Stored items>
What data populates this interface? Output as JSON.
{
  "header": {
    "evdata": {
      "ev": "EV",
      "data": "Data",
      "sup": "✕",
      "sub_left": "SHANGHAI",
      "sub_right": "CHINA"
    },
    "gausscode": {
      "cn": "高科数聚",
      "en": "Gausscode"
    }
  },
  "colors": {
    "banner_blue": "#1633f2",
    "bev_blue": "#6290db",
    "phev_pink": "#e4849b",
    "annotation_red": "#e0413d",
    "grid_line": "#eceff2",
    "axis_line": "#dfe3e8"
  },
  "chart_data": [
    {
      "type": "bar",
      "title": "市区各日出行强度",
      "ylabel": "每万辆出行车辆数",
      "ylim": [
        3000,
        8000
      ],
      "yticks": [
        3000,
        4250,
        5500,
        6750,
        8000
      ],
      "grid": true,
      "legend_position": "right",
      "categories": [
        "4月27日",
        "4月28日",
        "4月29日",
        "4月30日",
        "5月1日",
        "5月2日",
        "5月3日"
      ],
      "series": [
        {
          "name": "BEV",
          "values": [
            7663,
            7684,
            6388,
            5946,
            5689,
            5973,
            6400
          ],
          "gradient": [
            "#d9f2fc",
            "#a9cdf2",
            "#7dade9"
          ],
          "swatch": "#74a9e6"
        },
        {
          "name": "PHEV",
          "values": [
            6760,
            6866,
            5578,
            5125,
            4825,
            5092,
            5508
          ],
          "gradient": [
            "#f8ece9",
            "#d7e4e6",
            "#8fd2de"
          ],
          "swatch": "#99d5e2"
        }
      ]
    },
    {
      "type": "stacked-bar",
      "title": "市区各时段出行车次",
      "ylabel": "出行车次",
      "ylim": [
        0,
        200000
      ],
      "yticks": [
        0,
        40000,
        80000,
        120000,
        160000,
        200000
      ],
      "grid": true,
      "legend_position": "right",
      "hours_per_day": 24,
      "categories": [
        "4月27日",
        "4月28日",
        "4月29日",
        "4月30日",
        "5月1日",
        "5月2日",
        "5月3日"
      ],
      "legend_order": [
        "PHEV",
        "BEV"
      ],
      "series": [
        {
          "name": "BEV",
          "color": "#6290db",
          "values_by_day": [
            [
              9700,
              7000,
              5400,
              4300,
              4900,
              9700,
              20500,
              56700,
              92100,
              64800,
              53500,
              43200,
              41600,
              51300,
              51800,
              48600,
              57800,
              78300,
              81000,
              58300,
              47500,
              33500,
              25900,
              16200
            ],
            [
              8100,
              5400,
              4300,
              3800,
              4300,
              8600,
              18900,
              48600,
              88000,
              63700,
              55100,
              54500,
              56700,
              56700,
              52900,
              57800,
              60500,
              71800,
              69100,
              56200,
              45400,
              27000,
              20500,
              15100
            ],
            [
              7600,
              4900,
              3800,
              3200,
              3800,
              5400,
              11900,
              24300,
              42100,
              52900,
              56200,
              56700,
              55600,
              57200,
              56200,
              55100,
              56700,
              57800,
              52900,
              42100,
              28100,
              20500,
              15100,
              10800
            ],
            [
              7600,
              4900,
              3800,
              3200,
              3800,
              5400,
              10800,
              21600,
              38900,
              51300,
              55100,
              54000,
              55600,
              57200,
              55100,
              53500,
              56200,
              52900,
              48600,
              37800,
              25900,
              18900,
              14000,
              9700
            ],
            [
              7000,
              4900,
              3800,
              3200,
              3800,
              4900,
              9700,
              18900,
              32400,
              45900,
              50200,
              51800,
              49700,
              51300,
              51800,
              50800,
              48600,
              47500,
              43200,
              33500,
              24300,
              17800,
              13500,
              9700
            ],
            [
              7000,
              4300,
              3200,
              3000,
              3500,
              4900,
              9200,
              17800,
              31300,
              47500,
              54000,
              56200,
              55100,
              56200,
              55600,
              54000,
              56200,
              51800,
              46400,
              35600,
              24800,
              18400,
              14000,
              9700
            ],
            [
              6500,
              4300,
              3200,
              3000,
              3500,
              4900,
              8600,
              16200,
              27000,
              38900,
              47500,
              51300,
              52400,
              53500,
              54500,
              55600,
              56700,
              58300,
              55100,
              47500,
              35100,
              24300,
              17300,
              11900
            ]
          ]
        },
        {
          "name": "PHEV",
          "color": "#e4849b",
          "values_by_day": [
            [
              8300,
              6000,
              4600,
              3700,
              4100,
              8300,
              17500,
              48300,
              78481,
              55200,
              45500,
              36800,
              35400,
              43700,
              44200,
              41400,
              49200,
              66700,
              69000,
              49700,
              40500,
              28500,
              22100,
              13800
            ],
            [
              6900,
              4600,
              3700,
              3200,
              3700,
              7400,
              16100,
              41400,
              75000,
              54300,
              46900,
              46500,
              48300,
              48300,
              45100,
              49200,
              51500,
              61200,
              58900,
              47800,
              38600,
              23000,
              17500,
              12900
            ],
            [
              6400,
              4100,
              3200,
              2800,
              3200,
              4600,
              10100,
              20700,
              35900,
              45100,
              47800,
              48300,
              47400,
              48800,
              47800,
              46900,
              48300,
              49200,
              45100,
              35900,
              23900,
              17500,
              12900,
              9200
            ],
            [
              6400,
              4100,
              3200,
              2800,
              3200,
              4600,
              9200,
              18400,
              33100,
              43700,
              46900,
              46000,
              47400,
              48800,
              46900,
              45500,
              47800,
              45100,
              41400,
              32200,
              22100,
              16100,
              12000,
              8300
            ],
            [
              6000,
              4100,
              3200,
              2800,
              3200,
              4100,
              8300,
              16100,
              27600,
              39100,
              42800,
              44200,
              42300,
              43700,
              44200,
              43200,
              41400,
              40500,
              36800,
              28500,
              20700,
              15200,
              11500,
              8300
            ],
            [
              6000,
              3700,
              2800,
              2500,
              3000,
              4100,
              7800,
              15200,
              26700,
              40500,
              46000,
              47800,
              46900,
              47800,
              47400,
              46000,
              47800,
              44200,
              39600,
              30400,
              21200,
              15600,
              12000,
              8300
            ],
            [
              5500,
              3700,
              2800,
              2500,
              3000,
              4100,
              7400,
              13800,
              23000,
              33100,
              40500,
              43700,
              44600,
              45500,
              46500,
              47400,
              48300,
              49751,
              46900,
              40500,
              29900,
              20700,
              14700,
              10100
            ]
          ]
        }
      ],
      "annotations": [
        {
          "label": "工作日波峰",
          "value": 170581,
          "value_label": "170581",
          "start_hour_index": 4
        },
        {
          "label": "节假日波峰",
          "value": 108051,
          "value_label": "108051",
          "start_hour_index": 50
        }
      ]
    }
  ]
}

Directive> Each entry above needs to be retyped exactly.

Full response>
What data populates this interface? Output as JSON.
{
  "header": {
    "evdata": {
      "ev": "EV",
      "data": "Data",
      "sup": "✕",
      "sub_left": "SHANGHAI",
      "sub_right": "CHINA"
    },
    "gausscode": {
      "cn": "高科数聚",
      "en": "Gausscode"
    }
  },
  "colors": {
    "banner_blue": "#1633f2",
    "bev_blue": "#6290db",
    "phev_pink": "#e4849b",
    "annotation_red": "#e0413d",
    "grid_line": "#eceff2",
    "axis_line": "#dfe3e8"
  },
  "chart_data": [
    {
      "type": "bar",
      "title": "市区各日出行强度",
      "ylabel": "每万辆出行车辆数",
      "ylim": [
        3000,
        8000
      ],
      "yticks": [
        3000,
        4250,
        5500,
        6750,
        8000
      ],
      "grid": true,
      "legend_position": "right",
      "categories": [
        "4月27日",
        "4月28日",
        "4月29日",
        "4月30日",
        "5月1日",
        "5月2日",
        "5月3日"
      ],
      "series": [
        {
          "name": "BEV",
          "values": [
            7663,
            7684,
            6388,
            5946,
            5689,
            5973,
            6400
          ],
          "gradient": [
            "#d9f2fc",
            "#a9cdf2",
            "#7dade9"
          ],
          "swatch": "#74a9e6"
        },
        {
          "name": "PHEV",
          "values": [
            6760,
            6866,
            5578,
            5125,
            4825,
            5092,
            5508
          ],
          "gradient": [
            "#f8ece9",
            "#d7e4e6",
            "#8fd2de"
          ],
          "swatch": "#99d5e2"
        }
      ]
    },
    {
      "type": "stacked-bar",
      "title": "市区各时段出行车次",
      "ylabel": "出行车次",
      "ylim": [
        0,
        200000
      ],
      "yticks": [
        0,
        40000,
        80000,
        120000,
        160000,
        200000
      ],
      "grid": true,
      "legend_position": "right",
      "hours_per_day": 24,
      "categories": [
        "4月27日",
        "4月28日",
        "4月29日",
        "4月30日",
        "5月1日",
        "5月2日",
        "5月3日"
      ],
      "legend_order": [
        "PHEV",
        "BEV"
      ],
      "series": [
        {
          "name": "BEV",
          "color": "#6290db",
          "values_by_day": [
            [
              9700,
              7000,
              5400,
              4300,
              4900,
              9700,
              20500,
              56700,
              92100,
              64800,
              53500,
              43200,
              41600,
              51300,
              51800,
              48600,
              57800,
              78300,
              81000,
              58300,
              47500,
              33500,
              25900,
              16200
            ],
            [
              8100,
              5400,
              4300,
              3800,
              4300,
              8600,
              18900,
              48600,
              88000,
              63700,
              55100,
              54500,
              56700,
              56700,
              52900,
              57800,
              60500,
              71800,
              69100,
              56200,
              45400,
              27000,
              20500,
              15100
            ],
            [
              7600,
              4900,
              3800,
              3200,
              3800,
              5400,
              11900,
              24300,
              42100,
              52900,
              56200,
              56700,
              55600,
              57200,
              56200,
              55100,
              56700,
              57800,
              52900,
              42100,
              28100,
              20500,
              15100,
              10800
            ],
            [
              7600,
              4900,
              3800,
              3200,
              3800,
              5400,
              10800,
              21600,
              38900,
              51300,
              55100,
              54000,
              55600,
              57200,
              55100,
              53500,
              56200,
              52900,
              48600,
              37800,
              25900,
              18900,
              14000,
              9700
            ],
            [
              7000,
              4900,
              3800,
              3200,
              3800,
              4900,
              9700,
              18900,
              32400,
              45900,
              50200,
              51800,
              49700,
              51300,
              51800,
              50800,
              48600,
              47500,
              43200,
              33500,
              24300,
              17800,
              13500,
              9700
            ],
            [
              7000,
              4300,
              3200,
              3000,
              3500,
              4900,
              9200,
              17800,
              31300,
              47500,
              54000,
              56200,
              55100,
              56200,
              55600,
              54000,
              56200,
              51800,
              46400,
              35600,
              24800,
              18400,
              14000,
              9700
            ],
            [
              6500,
              4300,
              3200,
              3000,
              3500,
              4900,
              8600,
              16200,
              27000,
              38900,
              47500,
              51300,
              52400,
              53500,
              54500,
              55600,
              56700,
              58300,
              55100,
              47500,
              35100,
              24300,
              17300,
              11900
            ]
          ]
        },
        {
          "name": "PHEV",
          "color": "#e4849b",
          "values_by_day": [
            [
              8300,
              6000,
              4600,
              3700,
              4100,
              8300,
              17500,
              48300,
              78481,
              55200,
              45500,
              36800,
              35400,
              43700,
              44200,
              41400,
              49200,
              66700,
              69000,
              49700,
              40500,
              28500,
              22100,
              13800
            ],
            [
              6900,
              4600,
              3700,
              3200,
              3700,
              7400,
              16100,
              41400,
              75000,
              54300,
              46900,
              46500,
              48300,
              48300,
              45100,
              49200,
              51500,
              61200,
              58900,
              47800,
              38600,
              23000,
              17500,
              12900
            ],
            [
              6400,
              4100,
              3200,
              2800,
              3200,
              4600,
              10100,
              20700,
              35900,
              45100,
              47800,
              48300,
              47400,
              48800,
              47800,
              46900,
              48300,
              49200,
              45100,
              35900,
              23900,
              17500,
              12900,
              9200
            ],
            [
              6400,
              4100,
              3200,
              2800,
              3200,
              4600,
              9200,
              18400,
              33100,
              43700,
              46900,
              46000,
              47400,
              48800,
              46900,
              45500,
              47800,
              45100,
              41400,
              32200,
              22100,
              16100,
              12000,
              8300
            ],
            [
              6000,
              4100,
              3200,
              2800,
              3200,
              4100,
              8300,
              16100,
              27600,
              39100,
              42800,
              44200,
              42300,
              43700,
              44200,
              43200,
              41400,
              40500,
              36800,
              28500,
              20700,
              15200,
              11500,
              8300
            ],
            [
              6000,
              3700,
              2800,
              2500,
              3000,
              4100,
              7800,
              15200,
              26700,
              40500,
              46000,
              47800,
              46900,
              47800,
              47400,
              46000,
              47800,
              44200,
              39600,
              30400,
              21200,
              15600,
              12000,
              8300
            ],
            [
              5500,
              3700,
              2800,
              2500,
              3000,
              4100,
              7400,
              13800,
              23000,
              33100,
              40500,
              43700,
              44600,
              45500,
              46500,
              47400,
              48300,
              49751,
              46900,
              40500,
              29900,
              20700,
              14700,
              10100
            ]
          ]
        }
      ],
      "annotations": [
        {
          "label": "工作日波峰",
          "value": 170581,
          "value_label": "170581",
          "start_hour_index": 4
        },
        {
          "label": "节假日波峰",
          "value": 108051,
          "value_label": "108051",
          "start_hour_index": 50
        }
      ]
    }
  ]
}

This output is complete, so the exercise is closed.